Reproduce the material word for word; the images stay out.
## START Information given
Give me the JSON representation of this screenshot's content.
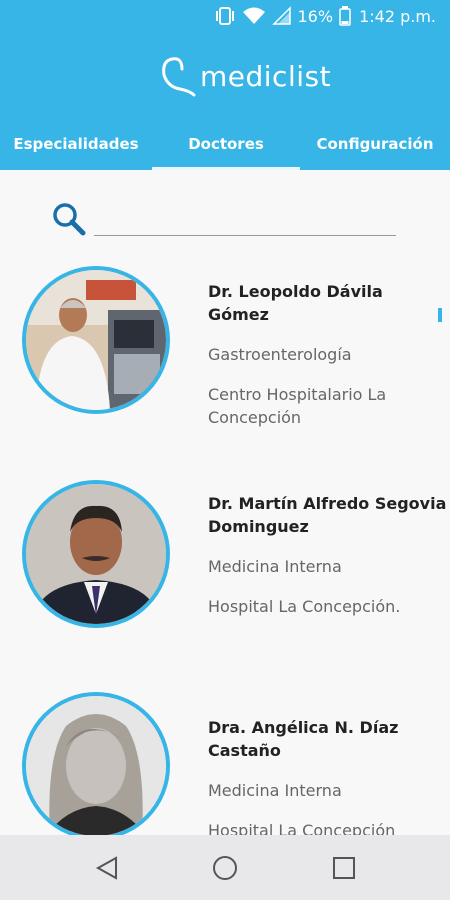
{
  "status_bar": {
    "battery_percent": "16%",
    "time": "1:42 p.m.",
    "icons": [
      "vibrate-icon",
      "wifi-icon",
      "signal-icon",
      "battery-icon"
    ]
  },
  "app": {
    "brand": "mediclist",
    "accent_color": "#36b5e6"
  },
  "tabs": [
    {
      "label": "Especialidades",
      "active": false
    },
    {
      "label": "Doctores",
      "active": true
    },
    {
      "label": "Configuración",
      "active": false
    }
  ],
  "search": {
    "value": "",
    "placeholder": ""
  },
  "doctors": [
    {
      "name": "Dr. Leopoldo Dávila Gómez",
      "specialty": "Gastroenterología",
      "hospital": "Centro Hospitalario La Concepción"
    },
    {
      "name": "Dr. Martín Alfredo Segovia Dominguez",
      "specialty": "Medicina Interna",
      "hospital": "Hospital La Concepción."
    },
    {
      "name": "Dra. Angélica N. Díaz Castaño",
      "specialty": "Medicina Interna",
      "hospital": "Hospital La Concepción"
    }
  ],
  "nav_bar": {
    "icons": [
      "back-icon",
      "home-icon",
      "recents-icon"
    ]
  }
}
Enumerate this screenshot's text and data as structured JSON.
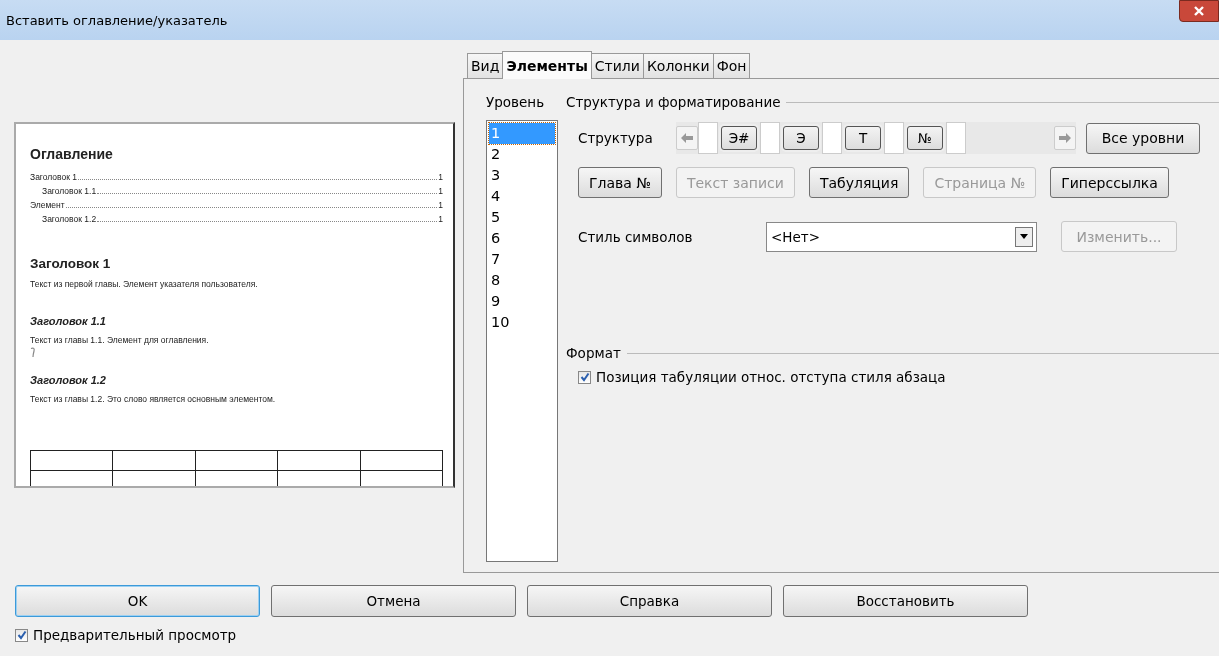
{
  "window": {
    "title": "Вставить оглавление/указатель"
  },
  "preview": {
    "toc_title": "Оглавление",
    "toc_entries": [
      {
        "text": "Заголовок 1",
        "page": "1",
        "children": [
          {
            "text": "Заголовок 1.1",
            "page": "1"
          }
        ]
      },
      {
        "text": "Элемент",
        "page": "1",
        "children": [
          {
            "text": "Заголовок 1.2",
            "page": "1"
          }
        ]
      }
    ],
    "blocks": [
      {
        "kind": "h1",
        "text": "Заголовок 1"
      },
      {
        "kind": "p",
        "text": "Текст из первой главы. Элемент указателя пользователя."
      },
      {
        "kind": "h2",
        "text": "Заголовок 1.1"
      },
      {
        "kind": "p",
        "text": "Текст из главы 1.1. Элемент для оглавления."
      },
      {
        "kind": "mark"
      },
      {
        "kind": "h2",
        "text": "Заголовок 1.2"
      },
      {
        "kind": "p",
        "text": "Текст из главы 1.2. Это слово является основным элементом."
      },
      {
        "kind": "table"
      }
    ]
  },
  "tabs": [
    {
      "label": "Вид",
      "selected": false
    },
    {
      "label": "Элементы",
      "selected": true
    },
    {
      "label": "Стили",
      "selected": false
    },
    {
      "label": "Колонки",
      "selected": false
    },
    {
      "label": "Фон",
      "selected": false
    }
  ],
  "level": {
    "label": "Уровень",
    "items": [
      {
        "label": "1",
        "selected": true
      },
      {
        "label": "2",
        "selected": false
      },
      {
        "label": "3",
        "selected": false
      },
      {
        "label": "4",
        "selected": false
      },
      {
        "label": "5",
        "selected": false
      },
      {
        "label": "6",
        "selected": false
      },
      {
        "label": "7",
        "selected": false
      },
      {
        "label": "8",
        "selected": false
      },
      {
        "label": "9",
        "selected": false
      },
      {
        "label": "10",
        "selected": false
      }
    ]
  },
  "structure": {
    "title": "Структура и форматирование",
    "label": "Структура",
    "tokens": [
      {
        "kind": "slot"
      },
      {
        "kind": "token",
        "text": "Э#"
      },
      {
        "kind": "slot"
      },
      {
        "kind": "token",
        "text": "Э"
      },
      {
        "kind": "slot"
      },
      {
        "kind": "token",
        "text": "Т"
      },
      {
        "kind": "slot"
      },
      {
        "kind": "token",
        "text": "№"
      },
      {
        "kind": "slot"
      }
    ],
    "all_levels": "Все уровни",
    "buttons": [
      {
        "label": "Глава №",
        "disabled": false
      },
      {
        "label": "Текст записи",
        "disabled": true
      },
      {
        "label": "Табуляция",
        "disabled": false
      },
      {
        "label": "Страница №",
        "disabled": true
      },
      {
        "label": "Гиперссылка",
        "disabled": false
      }
    ],
    "char_style_label": "Стиль символов",
    "char_style_value": "<Нет>",
    "edit_button": {
      "label": "Изменить...",
      "disabled": true
    }
  },
  "format": {
    "title": "Формат",
    "option": {
      "label": "Позиция табуляции относ. отступа стиля абзаца",
      "checked": true
    }
  },
  "dialog_buttons": [
    {
      "label": "OK",
      "default": true
    },
    {
      "label": "Отмена",
      "default": false
    },
    {
      "label": "Справка",
      "default": false
    },
    {
      "label": "Восстановить",
      "default": false
    }
  ],
  "preview_option": {
    "label": "Предварительный просмотр",
    "checked": true
  }
}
## END Information given
• _Result of the exercise_
Give me the JSON representation of this screenshot's content.
{
  "status_bar": {
    "battery_percent": "16%",
    "time": "1:42 p.m.",
    "icons": [
      "vibrate-icon",
      "wifi-icon",
      "signal-icon",
      "battery-icon"
    ]
  },
  "app": {
    "brand": "mediclist",
    "accent_color": "#36b5e6"
  },
  "tabs": [
    {
      "label": "Especialidades",
      "active": false
    },
    {
      "label": "Doctores",
      "active": true
    },
    {
      "label": "Configuración",
      "active": false
    }
  ],
  "search": {
    "value": "",
    "placeholder": ""
  },
  "doctors": [
    {
      "name": "Dr. Leopoldo Dávila Gómez",
      "specialty": "Gastroenterología",
      "hospital": "Centro Hospitalario La Concepción"
    },
    {
      "name": "Dr. Martín Alfredo Segovia Dominguez",
      "specialty": "Medicina Interna",
      "hospital": "Hospital La Concepción."
    },
    {
      "name": "Dra. Angélica N. Díaz Castaño",
      "specialty": "Medicina Interna",
      "hospital": "Hospital La Concepción"
    }
  ],
  "nav_bar": {
    "icons": [
      "back-icon",
      "home-icon",
      "recents-icon"
    ]
  }
}
Enumerate this screenshot's text and data as structured JSON.
{
  "window": {
    "title": "Вставить оглавление/указатель"
  },
  "preview": {
    "toc_title": "Оглавление",
    "toc_entries": [
      {
        "text": "Заголовок 1",
        "page": "1",
        "children": [
          {
            "text": "Заголовок 1.1",
            "page": "1"
          }
        ]
      },
      {
        "text": "Элемент",
        "page": "1",
        "children": [
          {
            "text": "Заголовок 1.2",
            "page": "1"
          }
        ]
      }
    ],
    "blocks": [
      {
        "kind": "h1",
        "text": "Заголовок 1"
      },
      {
        "kind": "p",
        "text": "Текст из первой главы. Элемент указателя пользователя."
      },
      {
        "kind": "h2",
        "text": "Заголовок 1.1"
      },
      {
        "kind": "p",
        "text": "Текст из главы 1.1. Элемент для оглавления."
      },
      {
        "kind": "mark"
      },
      {
        "kind": "h2",
        "text": "Заголовок 1.2"
      },
      {
        "kind": "p",
        "text": "Текст из главы 1.2. Это слово является основным элементом."
      },
      {
        "kind": "table"
      }
    ]
  },
  "tabs": [
    {
      "label": "Вид",
      "selected": false
    },
    {
      "label": "Элементы",
      "selected": true
    },
    {
      "label": "Стили",
      "selected": false
    },
    {
      "label": "Колонки",
      "selected": false
    },
    {
      "label": "Фон",
      "selected": false
    }
  ],
  "level": {
    "label": "Уровень",
    "items": [
      {
        "label": "1",
        "selected": true
      },
      {
        "label": "2",
        "selected": false
      },
      {
        "label": "3",
        "selected": false
      },
      {
        "label": "4",
        "selected": false
      },
      {
        "label": "5",
        "selected": false
      },
      {
        "label": "6",
        "selected": false
      },
      {
        "label": "7",
        "selected": false
      },
      {
        "label": "8",
        "selected": false
      },
      {
        "label": "9",
        "selected": false
      },
      {
        "label": "10",
        "selected": false
      }
    ]
  },
  "structure": {
    "title": "Структура и форматирование",
    "label": "Структура",
    "tokens": [
      {
        "kind": "slot"
      },
      {
        "kind": "token",
        "text": "Э#"
      },
      {
        "kind": "slot"
      },
      {
        "kind": "token",
        "text": "Э"
      },
      {
        "kind": "slot"
      },
      {
        "kind": "token",
        "text": "Т"
      },
      {
        "kind": "slot"
      },
      {
        "kind": "token",
        "text": "№"
      },
      {
        "kind": "slot"
      }
    ],
    "all_levels": "Все уровни",
    "buttons": [
      {
        "label": "Глава №",
        "disabled": false
      },
      {
        "label": "Текст записи",
        "disabled": true
      },
      {
        "label": "Табуляция",
        "disabled": false
      },
      {
        "label": "Страница №",
        "disabled": true
      },
      {
        "label": "Гиперссылка",
        "disabled": false
      }
    ],
    "char_style_label": "Стиль символов",
    "char_style_value": "<Нет>",
    "edit_button": {
      "label": "Изменить...",
      "disabled": true
    }
  },
  "format": {
    "title": "Формат",
    "option": {
      "label": "Позиция табуляции относ. отступа стиля абзаца",
      "checked": true
    }
  },
  "dialog_buttons": [
    {
      "label": "OK",
      "default": true
    },
    {
      "label": "Отмена",
      "default": false
    },
    {
      "label": "Справка",
      "default": false
    },
    {
      "label": "Восстановить",
      "default": false
    }
  ],
  "preview_option": {
    "label": "Предварительный просмотр",
    "checked": true
  }
}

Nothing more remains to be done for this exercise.